══ Data ══

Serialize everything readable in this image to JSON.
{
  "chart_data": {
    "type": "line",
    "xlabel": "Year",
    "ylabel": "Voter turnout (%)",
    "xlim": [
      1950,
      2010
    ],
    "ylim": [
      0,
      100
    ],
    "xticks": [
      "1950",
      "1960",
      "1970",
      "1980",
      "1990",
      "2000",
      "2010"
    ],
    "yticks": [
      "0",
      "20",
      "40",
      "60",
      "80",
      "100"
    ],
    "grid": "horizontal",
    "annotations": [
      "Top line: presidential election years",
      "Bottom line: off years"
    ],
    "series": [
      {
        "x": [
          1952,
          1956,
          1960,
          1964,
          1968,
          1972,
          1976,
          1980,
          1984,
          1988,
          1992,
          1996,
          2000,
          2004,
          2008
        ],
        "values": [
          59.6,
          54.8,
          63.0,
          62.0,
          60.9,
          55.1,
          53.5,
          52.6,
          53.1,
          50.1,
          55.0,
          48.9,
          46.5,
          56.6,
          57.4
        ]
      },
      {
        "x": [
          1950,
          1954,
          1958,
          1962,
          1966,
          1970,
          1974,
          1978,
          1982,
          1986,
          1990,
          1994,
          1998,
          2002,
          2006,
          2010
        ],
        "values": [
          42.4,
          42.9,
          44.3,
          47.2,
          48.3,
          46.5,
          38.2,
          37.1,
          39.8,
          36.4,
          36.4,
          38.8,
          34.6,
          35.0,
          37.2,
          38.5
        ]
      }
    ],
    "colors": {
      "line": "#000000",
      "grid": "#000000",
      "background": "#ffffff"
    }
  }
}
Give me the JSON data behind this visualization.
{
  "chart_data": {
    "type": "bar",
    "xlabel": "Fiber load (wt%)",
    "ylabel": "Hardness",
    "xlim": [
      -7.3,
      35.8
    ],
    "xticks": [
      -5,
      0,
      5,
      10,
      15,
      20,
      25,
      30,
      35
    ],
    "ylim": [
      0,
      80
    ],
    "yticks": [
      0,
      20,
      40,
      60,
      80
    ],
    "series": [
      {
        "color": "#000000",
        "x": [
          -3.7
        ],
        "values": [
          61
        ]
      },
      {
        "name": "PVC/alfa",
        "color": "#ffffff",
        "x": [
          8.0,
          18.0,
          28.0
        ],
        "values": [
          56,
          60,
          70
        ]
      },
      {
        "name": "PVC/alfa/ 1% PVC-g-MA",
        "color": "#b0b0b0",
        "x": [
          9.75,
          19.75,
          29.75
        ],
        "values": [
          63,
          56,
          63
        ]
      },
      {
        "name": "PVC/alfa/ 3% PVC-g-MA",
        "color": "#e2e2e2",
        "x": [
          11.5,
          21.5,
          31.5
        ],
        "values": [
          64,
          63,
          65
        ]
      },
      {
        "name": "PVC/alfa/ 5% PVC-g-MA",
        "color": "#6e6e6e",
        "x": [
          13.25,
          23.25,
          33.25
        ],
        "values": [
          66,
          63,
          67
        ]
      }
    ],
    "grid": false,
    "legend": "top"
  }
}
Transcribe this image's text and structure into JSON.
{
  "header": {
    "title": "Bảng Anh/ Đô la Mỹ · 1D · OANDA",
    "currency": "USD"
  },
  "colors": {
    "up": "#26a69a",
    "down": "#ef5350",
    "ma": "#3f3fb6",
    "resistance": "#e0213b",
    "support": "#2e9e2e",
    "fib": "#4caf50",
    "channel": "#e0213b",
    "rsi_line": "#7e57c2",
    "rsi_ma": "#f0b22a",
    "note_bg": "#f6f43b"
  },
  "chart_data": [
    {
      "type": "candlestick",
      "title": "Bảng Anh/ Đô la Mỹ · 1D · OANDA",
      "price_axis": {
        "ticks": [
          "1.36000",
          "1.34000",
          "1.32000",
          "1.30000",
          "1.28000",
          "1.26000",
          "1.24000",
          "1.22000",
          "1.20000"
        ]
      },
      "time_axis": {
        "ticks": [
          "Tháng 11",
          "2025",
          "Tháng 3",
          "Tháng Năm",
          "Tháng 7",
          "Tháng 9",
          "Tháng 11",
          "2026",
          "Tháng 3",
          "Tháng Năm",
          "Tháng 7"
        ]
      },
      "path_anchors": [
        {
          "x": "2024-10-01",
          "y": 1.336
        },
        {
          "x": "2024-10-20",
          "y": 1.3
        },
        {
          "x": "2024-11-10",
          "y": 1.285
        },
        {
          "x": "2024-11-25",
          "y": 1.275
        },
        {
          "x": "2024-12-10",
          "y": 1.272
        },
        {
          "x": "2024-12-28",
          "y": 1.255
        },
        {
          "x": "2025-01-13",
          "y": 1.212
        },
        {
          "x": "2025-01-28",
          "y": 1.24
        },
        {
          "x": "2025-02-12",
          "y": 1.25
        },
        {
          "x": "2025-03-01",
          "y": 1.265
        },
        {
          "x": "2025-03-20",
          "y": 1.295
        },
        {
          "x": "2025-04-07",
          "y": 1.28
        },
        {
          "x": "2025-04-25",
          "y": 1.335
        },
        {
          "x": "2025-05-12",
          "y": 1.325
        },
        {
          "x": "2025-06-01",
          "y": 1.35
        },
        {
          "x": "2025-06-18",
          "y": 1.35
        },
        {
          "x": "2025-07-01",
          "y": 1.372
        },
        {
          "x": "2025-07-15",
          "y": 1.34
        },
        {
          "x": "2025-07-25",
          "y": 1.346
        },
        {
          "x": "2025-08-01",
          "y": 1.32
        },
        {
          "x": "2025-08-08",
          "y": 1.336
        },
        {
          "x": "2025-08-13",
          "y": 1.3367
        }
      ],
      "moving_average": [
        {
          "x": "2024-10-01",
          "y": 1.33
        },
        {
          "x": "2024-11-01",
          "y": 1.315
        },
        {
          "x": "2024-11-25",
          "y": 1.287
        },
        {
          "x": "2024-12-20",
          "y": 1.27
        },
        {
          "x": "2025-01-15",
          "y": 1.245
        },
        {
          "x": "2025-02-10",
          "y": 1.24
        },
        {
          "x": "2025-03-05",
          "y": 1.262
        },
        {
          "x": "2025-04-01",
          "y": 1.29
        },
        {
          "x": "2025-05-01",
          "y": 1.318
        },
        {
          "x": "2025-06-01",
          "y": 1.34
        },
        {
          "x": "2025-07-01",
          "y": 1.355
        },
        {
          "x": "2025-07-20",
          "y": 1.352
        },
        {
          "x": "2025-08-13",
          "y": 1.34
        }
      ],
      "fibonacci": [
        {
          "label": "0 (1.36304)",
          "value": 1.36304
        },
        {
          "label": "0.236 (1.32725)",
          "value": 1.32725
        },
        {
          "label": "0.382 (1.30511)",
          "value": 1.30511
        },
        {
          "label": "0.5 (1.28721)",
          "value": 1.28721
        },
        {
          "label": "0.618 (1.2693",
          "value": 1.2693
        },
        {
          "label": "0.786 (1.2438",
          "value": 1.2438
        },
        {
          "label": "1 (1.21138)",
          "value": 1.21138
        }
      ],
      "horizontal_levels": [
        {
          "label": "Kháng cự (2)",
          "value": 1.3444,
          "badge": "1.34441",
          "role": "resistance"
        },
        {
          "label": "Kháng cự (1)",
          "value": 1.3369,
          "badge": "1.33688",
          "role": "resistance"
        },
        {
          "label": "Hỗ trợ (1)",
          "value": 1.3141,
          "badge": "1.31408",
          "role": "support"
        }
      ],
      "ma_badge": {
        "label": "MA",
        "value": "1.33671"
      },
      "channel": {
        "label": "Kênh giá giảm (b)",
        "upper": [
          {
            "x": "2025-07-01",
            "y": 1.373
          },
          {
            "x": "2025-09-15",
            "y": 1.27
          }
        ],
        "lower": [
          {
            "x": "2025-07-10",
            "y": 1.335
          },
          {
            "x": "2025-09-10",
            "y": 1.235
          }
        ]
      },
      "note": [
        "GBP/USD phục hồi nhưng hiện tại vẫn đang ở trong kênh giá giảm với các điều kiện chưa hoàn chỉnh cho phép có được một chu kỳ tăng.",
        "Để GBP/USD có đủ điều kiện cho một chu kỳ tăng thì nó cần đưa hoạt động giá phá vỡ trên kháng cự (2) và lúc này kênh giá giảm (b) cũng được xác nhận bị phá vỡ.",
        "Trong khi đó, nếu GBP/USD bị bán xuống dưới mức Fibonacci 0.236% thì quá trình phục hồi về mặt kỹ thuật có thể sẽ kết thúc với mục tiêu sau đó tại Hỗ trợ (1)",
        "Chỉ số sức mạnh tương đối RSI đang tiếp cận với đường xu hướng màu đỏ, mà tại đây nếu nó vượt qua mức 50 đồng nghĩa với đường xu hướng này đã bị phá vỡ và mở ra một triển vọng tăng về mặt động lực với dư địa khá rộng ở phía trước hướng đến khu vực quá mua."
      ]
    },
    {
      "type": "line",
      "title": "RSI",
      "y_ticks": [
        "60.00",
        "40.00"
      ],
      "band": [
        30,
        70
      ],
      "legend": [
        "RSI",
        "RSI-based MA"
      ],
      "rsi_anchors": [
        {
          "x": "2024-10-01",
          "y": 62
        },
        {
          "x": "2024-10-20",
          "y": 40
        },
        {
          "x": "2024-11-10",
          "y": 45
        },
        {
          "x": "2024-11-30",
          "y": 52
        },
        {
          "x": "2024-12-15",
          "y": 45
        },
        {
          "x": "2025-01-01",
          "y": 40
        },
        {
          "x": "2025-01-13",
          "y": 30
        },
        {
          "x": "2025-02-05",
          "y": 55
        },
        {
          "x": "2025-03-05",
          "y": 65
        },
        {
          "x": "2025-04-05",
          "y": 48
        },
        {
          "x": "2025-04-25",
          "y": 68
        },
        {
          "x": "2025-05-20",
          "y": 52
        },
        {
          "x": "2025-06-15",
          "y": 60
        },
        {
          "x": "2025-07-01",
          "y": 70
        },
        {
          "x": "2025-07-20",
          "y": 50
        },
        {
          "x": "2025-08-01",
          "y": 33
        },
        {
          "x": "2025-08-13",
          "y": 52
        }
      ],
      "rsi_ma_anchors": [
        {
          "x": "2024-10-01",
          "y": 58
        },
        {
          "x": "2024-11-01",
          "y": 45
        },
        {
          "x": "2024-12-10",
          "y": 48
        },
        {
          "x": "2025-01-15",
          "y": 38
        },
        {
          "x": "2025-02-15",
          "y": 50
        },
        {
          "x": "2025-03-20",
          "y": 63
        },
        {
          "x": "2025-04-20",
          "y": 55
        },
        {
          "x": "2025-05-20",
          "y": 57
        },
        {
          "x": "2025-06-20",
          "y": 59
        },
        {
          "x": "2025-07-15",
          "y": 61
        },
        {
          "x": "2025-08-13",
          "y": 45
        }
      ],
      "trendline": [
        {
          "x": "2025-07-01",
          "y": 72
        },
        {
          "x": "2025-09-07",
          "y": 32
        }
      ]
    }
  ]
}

═══

* Problem requirements *
Read the lines above. Gather those in which the string "điều" is found.

* Complete response *
        "GBP/USD phục hồi nhưng hiện tại vẫn đang ở trong kênh giá giảm với các điều kiện chưa hoàn chỉnh cho phép có được một chu kỳ tăng.",
        "Để GBP/USD có đủ điều kiện cho một chu kỳ tăng thì nó cần đưa hoạt động giá phá vỡ trên kháng cự (2) và lúc này kênh giá giảm (b) cũng được xác nhận bị phá vỡ.",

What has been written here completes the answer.